- Written task -
Give all of the lines again, with nothing added or dropped.

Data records
════════

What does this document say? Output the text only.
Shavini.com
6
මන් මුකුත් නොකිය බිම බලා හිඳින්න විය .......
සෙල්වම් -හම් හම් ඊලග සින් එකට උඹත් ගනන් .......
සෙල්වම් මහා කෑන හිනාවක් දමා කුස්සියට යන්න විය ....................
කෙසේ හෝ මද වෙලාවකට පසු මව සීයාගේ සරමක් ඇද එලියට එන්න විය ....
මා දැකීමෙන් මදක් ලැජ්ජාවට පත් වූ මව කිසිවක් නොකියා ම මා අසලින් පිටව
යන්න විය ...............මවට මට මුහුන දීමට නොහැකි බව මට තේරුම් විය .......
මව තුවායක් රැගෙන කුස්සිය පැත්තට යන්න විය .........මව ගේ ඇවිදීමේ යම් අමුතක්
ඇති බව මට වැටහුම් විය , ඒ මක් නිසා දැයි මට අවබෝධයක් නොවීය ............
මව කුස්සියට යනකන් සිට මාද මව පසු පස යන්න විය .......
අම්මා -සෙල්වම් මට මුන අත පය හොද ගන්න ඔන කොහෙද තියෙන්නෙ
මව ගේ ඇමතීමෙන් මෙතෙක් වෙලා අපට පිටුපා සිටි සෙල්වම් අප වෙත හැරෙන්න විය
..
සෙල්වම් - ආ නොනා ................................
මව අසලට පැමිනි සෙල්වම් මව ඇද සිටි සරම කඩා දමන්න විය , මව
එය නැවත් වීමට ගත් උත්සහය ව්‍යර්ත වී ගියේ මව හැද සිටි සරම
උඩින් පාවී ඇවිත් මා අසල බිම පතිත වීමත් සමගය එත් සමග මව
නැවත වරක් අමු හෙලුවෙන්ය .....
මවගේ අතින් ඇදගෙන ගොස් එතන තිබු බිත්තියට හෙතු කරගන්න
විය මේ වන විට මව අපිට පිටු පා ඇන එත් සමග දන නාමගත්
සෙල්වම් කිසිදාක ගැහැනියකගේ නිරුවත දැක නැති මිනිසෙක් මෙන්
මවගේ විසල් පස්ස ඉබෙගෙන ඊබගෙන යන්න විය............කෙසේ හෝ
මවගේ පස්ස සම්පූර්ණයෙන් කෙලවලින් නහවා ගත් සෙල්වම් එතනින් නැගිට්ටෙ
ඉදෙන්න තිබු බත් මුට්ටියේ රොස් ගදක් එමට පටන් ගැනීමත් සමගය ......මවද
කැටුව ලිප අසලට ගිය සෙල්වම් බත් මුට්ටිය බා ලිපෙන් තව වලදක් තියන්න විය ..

════════

- Exercise response -
What does this document say? Output the text only.
Shavini.com
6
මන් මුකුත් නොකිය බිම බලා හිඳින්න විය .......
සෙල්වම් -හම් හම් ඊලග සින් එකට උඹත් ගනන් .......
සෙල්වම් මහා කෑන හිනාවක් දමා කුස්සියට යන්න විය ....................
කෙසේ හෝ මද වෙලාවකට පසු මව සීයාගේ සරමක් ඇද එලියට එන්න විය ....
මා දැකීමෙන් මදක් ලැජ්ජාවට පත් වූ මව කිසිවක් නොකියා ම මා අසලින් පිටව
යන්න විය ...............මවට මට මුහුන දීමට නොහැකි බව මට තේරුම් විය .......
මව තුවායක් රැගෙන කුස්සිය පැත්තට යන්න විය .........මව ගේ ඇවිදීමේ යම් අමුතක්
ඇති බව මට වැටහුම් විය , ඒ මක් නිසා දැයි මට අවබෝධයක් නොවීය ............
මව කුස්සියට යනකන් සිට මාද මව පසු පස යන්න විය .......
අම්මා -සෙල්වම් මට මුන අත පය හොද ගන්න ඔන කොහෙද තියෙන්නෙ
මව ගේ ඇමතීමෙන් මෙතෙක් වෙලා අපට පිටුපා සිටි සෙල්වම් අප වෙත හැරෙන්න විය
..
සෙල්වම් - ආ නොනා ................................
මව අසලට පැමිනි සෙල්වම් මව ඇද සිටි සරම කඩා දමන්න විය , මව
එය නැවත් වීමට ගත් උත්සහය ව්‍යර්ත වී ගියේ මව හැද සිටි සරම
උඩින් පාවී ඇවිත් මා අසල බිම පතිත වීමත් සමගය එත් සමග මව
නැවත වරක් අමු හෙලුවෙන්ය .....
මවගේ අතින් ඇදගෙන ගොස් එතන තිබු බිත්තියට හෙතු කරගන්න
විය මේ වන විට මව අපිට පිටු පා ඇන එත් සමග දන නාමගත්
සෙල්වම් කිසිදාක ගැහැනියකගේ නිරුවත දැක නැති මිනිසෙක් මෙන්
මවගේ විසල් පස්ස ඉබෙගෙන ඊබගෙන යන්න විය............කෙසේ හෝ
මවගේ පස්ස සම්පූර්ණයෙන් කෙලවලින් නහවා ගත් සෙල්වම් එතනින් නැගිට්ටෙ
ඉදෙන්න තිබු බත් මුට්ටියේ රොස් ගදක් එමට පටන් ගැනීමත් සමගය ......මවද
කැටුව ලිප අසලට ගිය සෙල්වම් බත් මුට්ටිය බා ලිපෙන් තව වලදක් තියන්න විය ..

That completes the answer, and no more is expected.